### What is needed
Count the lines below that contain the word "presencial" and give only that number.

### Data for this task
┌──

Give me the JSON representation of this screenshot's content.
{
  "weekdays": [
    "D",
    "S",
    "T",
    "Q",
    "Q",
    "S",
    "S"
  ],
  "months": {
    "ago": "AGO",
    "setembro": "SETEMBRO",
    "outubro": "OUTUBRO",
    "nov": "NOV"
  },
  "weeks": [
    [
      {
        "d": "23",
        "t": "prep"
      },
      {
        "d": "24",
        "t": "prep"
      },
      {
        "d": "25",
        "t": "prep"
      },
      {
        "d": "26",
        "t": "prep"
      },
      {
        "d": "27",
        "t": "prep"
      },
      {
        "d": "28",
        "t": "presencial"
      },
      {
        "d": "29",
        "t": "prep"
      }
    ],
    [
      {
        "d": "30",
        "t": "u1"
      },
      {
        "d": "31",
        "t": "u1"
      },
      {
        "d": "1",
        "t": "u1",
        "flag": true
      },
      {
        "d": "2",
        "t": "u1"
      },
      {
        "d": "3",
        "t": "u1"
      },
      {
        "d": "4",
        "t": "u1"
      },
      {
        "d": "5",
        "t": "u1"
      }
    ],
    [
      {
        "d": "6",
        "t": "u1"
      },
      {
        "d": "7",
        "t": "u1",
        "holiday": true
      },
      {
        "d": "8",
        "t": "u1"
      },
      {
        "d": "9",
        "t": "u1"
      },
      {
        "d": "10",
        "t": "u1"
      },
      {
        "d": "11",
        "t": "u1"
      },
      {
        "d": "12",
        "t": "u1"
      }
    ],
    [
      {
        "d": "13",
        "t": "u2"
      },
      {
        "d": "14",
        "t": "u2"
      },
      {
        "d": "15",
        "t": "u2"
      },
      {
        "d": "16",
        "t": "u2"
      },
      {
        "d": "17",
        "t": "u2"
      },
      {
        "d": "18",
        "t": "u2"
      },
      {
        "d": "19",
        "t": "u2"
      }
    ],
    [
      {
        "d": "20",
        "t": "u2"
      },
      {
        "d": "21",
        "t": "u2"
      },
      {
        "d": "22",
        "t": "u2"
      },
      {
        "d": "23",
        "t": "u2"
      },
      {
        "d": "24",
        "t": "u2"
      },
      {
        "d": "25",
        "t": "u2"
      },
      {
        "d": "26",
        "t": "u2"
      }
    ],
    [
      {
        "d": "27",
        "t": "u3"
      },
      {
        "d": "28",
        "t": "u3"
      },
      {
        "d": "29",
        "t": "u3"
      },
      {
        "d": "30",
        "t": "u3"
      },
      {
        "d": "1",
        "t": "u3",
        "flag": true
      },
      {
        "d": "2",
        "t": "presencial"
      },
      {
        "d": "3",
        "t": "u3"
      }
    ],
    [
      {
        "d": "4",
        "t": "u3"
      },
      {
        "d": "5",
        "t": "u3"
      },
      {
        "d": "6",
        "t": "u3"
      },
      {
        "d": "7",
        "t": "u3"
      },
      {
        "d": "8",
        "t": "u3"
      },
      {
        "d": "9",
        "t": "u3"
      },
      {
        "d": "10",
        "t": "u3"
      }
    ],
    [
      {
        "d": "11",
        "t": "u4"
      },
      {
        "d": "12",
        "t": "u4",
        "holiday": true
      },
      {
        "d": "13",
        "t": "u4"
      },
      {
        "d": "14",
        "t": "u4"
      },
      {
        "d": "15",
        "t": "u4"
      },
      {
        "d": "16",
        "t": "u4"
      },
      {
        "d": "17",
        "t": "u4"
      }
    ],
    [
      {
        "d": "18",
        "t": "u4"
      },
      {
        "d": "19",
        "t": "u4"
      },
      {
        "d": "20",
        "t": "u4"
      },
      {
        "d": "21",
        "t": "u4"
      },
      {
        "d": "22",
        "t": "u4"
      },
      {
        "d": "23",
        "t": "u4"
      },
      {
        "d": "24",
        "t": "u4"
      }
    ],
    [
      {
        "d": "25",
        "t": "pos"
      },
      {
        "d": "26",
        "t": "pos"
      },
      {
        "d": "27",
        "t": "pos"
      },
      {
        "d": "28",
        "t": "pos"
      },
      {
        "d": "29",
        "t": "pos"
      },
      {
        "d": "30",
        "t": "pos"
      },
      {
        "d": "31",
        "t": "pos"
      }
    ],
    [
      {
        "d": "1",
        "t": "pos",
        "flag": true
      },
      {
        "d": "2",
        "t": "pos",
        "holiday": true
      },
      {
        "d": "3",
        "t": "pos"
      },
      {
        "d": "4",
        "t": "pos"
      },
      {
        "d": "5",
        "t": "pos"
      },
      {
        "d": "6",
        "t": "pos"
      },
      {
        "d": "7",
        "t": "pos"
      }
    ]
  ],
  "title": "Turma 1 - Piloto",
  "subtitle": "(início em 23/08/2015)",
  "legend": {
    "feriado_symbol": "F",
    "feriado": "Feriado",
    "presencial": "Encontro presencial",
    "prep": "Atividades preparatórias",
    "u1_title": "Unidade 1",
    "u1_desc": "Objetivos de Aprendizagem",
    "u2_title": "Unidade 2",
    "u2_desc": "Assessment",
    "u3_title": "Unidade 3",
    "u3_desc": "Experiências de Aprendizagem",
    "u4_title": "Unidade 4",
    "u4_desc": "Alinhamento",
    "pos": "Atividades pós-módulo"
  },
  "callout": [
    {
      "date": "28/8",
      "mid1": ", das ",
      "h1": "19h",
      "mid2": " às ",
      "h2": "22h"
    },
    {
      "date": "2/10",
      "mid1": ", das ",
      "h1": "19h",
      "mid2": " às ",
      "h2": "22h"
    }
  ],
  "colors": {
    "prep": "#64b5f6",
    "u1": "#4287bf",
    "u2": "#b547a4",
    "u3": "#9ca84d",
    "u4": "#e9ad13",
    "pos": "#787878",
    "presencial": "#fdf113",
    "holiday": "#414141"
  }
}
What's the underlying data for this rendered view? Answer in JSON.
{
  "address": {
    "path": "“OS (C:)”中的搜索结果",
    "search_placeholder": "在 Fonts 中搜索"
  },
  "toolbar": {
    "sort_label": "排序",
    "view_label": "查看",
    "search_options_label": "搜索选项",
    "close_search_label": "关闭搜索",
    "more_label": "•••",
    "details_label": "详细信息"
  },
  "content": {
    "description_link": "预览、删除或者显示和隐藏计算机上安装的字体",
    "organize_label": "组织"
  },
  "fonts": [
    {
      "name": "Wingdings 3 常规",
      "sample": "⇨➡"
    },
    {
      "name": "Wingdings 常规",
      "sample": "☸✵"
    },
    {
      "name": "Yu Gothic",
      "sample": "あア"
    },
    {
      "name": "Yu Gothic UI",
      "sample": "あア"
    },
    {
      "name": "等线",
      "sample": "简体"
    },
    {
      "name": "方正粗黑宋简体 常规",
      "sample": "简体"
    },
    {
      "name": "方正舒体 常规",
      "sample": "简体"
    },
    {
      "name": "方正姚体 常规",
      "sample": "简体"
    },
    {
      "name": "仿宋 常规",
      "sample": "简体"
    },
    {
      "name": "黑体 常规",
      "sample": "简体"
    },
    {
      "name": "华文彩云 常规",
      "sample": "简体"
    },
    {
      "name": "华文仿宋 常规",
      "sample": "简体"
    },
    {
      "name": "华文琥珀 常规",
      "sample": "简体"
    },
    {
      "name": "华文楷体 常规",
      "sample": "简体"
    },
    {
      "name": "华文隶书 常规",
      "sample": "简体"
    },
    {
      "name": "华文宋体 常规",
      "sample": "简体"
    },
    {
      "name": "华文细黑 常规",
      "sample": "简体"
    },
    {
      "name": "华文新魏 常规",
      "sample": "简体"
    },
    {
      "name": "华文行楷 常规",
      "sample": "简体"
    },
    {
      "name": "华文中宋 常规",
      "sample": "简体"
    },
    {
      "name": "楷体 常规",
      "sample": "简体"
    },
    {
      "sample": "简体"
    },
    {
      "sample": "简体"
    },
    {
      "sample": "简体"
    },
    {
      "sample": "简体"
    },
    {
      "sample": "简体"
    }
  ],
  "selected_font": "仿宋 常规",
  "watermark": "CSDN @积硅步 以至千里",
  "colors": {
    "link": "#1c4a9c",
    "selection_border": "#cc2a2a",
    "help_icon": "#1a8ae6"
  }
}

└──

### Task result
4